Rewrite the material, starting at the line that has "bar-segment xyxy=(955,397,1011,542)" and ending after the line that has "bar-segment xyxy=(137,223,193,238)", so that every "data-label" becomes "value-label" and nothing else changes.

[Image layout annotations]
* begin *

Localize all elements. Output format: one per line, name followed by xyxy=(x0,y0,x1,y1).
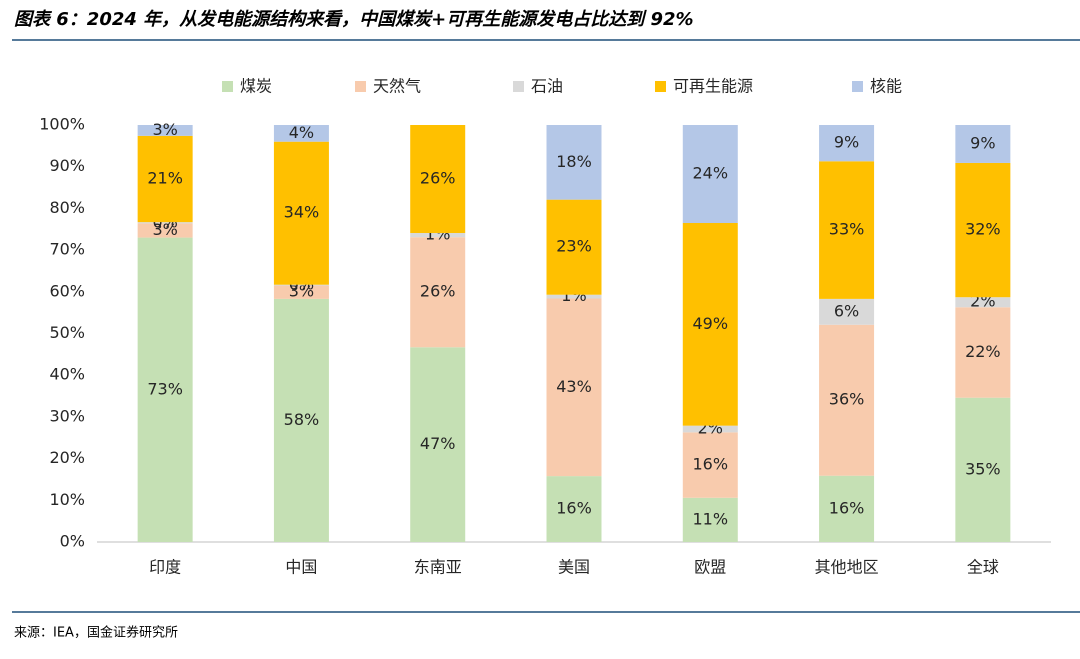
bar-segment xyxy=(955,397,1011,542)
y-tick-label: 60% xyxy=(49,281,85,300)
data-label: 11% xyxy=(693,509,729,528)
legend-swatch xyxy=(222,81,233,92)
bar-segment xyxy=(273,284,329,286)
y-tick-label: 40% xyxy=(49,365,85,384)
legend-label: 核能 xyxy=(870,77,902,96)
bar-segment xyxy=(137,125,193,136)
bar-segment xyxy=(546,298,602,477)
bar-segment xyxy=(955,162,1011,298)
x-tick-label: 东南亚 xyxy=(414,558,462,577)
data-label: 3% xyxy=(289,282,314,301)
data-label: 49% xyxy=(693,314,729,333)
bar-segment xyxy=(819,298,875,325)
legend-label: 石油 xyxy=(531,77,563,96)
y-tick-label: 0% xyxy=(60,532,85,551)
x-tick-label: 欧盟 xyxy=(694,558,726,577)
bar-segment xyxy=(955,307,1011,398)
bar-segment xyxy=(682,222,738,426)
bar-segment xyxy=(682,497,738,542)
bar-segment xyxy=(682,432,738,498)
data-label: 34% xyxy=(284,203,320,222)
data-label: 26% xyxy=(420,169,456,188)
bar-segment xyxy=(137,223,193,238)
legend-swatch xyxy=(655,81,666,92)
bar-segment xyxy=(819,475,875,542)
data-label: 35% xyxy=(965,459,1001,478)
data-label: 18% xyxy=(556,152,592,171)
bar-segment xyxy=(410,237,466,348)
data-label: 58% xyxy=(284,410,320,429)
bar-segment xyxy=(410,233,466,238)
data-label: 32% xyxy=(965,220,1001,239)
data-label: 36% xyxy=(829,390,865,409)
bar-segment xyxy=(682,125,738,223)
y-tick-label: 90% xyxy=(49,156,85,175)
bar-segment xyxy=(410,347,466,542)
y-tick-label: 10% xyxy=(49,490,85,509)
x-tick-label: 中国 xyxy=(285,558,317,577)
bar-segment xyxy=(955,125,1011,163)
data-label: 47% xyxy=(420,434,456,453)
bar-segment xyxy=(273,141,329,285)
bar-segment xyxy=(273,125,329,142)
x-tick-label: 全球 xyxy=(967,558,999,577)
data-label: 33% xyxy=(829,220,865,239)
data-label: 9% xyxy=(834,133,859,152)
data-label: 9% xyxy=(970,133,995,152)
bar-segment xyxy=(819,161,875,299)
data-label: 6% xyxy=(834,301,859,320)
bar-segment xyxy=(273,298,329,542)
bar-segment xyxy=(273,285,329,299)
bar-segment xyxy=(546,476,602,542)
bar-segment xyxy=(955,297,1011,308)
y-tick-label: 30% xyxy=(49,406,85,425)
legend-swatch xyxy=(852,81,863,92)
data-label: 73% xyxy=(147,379,183,398)
data-label: 23% xyxy=(556,237,592,256)
data-label: 43% xyxy=(556,377,592,396)
bar-segment xyxy=(546,294,602,299)
data-label: 16% xyxy=(556,499,592,518)
bar-segment xyxy=(137,237,193,542)
chart-title: 图表 6：2024 年，从发电能源结构来看，中国煤炭+可再生能源发电占比达到 9… xyxy=(14,9,694,30)
x-tick-label: 其他地区 xyxy=(815,558,879,577)
data-label: 24% xyxy=(693,163,729,182)
legend-swatch xyxy=(355,81,366,92)
y-tick-label: 80% xyxy=(49,198,85,217)
data-label: 21% xyxy=(147,169,183,188)
data-label: 26% xyxy=(420,282,456,301)
legend-label: 煤炭 xyxy=(240,77,272,96)
bar-segment xyxy=(819,125,875,162)
data-label: 3% xyxy=(152,120,177,139)
data-label: 4% xyxy=(289,123,314,142)
y-tick-label: 50% xyxy=(49,323,85,342)
x-tick-label: 印度 xyxy=(149,558,181,577)
data-label: 3% xyxy=(152,220,177,239)
legend-label: 可再生能源 xyxy=(673,77,753,96)
source-note: 来源：IEA，国金证券研究所 xyxy=(14,625,178,641)
bar-segment xyxy=(137,135,193,223)
y-tick-label: 100% xyxy=(39,115,85,134)
x-tick-label: 美国 xyxy=(558,558,590,577)
bar-segment xyxy=(137,222,193,224)
bar-segment xyxy=(546,125,602,200)
legend-label: 天然气 xyxy=(373,77,421,96)
bar-segment xyxy=(546,199,602,295)
bar-segment xyxy=(819,324,875,476)
data-label: 16% xyxy=(693,455,729,474)
data-label: 22% xyxy=(965,342,1001,361)
y-tick-label: 20% xyxy=(49,448,85,467)
data-label: 16% xyxy=(829,498,865,517)
y-tick-label: 70% xyxy=(49,240,85,259)
bar-segment xyxy=(410,125,466,234)
bar-segment xyxy=(682,425,738,433)
legend-swatch xyxy=(513,81,524,92)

* end *

** EXPECTED ANSWER **
bar-segment xyxy=(955,397,1011,542)
y-tick-label: 60% xyxy=(49,281,85,300)
value-label: 11% xyxy=(693,509,729,528)
legend-swatch xyxy=(222,81,233,92)
bar-segment xyxy=(273,284,329,286)
y-tick-label: 40% xyxy=(49,365,85,384)
legend-label: 核能 xyxy=(870,77,902,96)
bar-segment xyxy=(137,125,193,136)
bar-segment xyxy=(546,298,602,477)
bar-segment xyxy=(955,162,1011,298)
x-tick-label: 东南亚 xyxy=(414,558,462,577)
value-label: 3% xyxy=(289,282,314,301)
value-label: 49% xyxy=(693,314,729,333)
bar-segment xyxy=(819,298,875,325)
legend-label: 石油 xyxy=(531,77,563,96)
y-tick-label: 0% xyxy=(60,532,85,551)
x-tick-label: 欧盟 xyxy=(694,558,726,577)
bar-segment xyxy=(955,307,1011,398)
bar-segment xyxy=(682,222,738,426)
bar-segment xyxy=(682,497,738,542)
bar-segment xyxy=(682,432,738,498)
value-label: 34% xyxy=(284,203,320,222)
value-label: 26% xyxy=(420,169,456,188)
bar-segment xyxy=(137,223,193,238)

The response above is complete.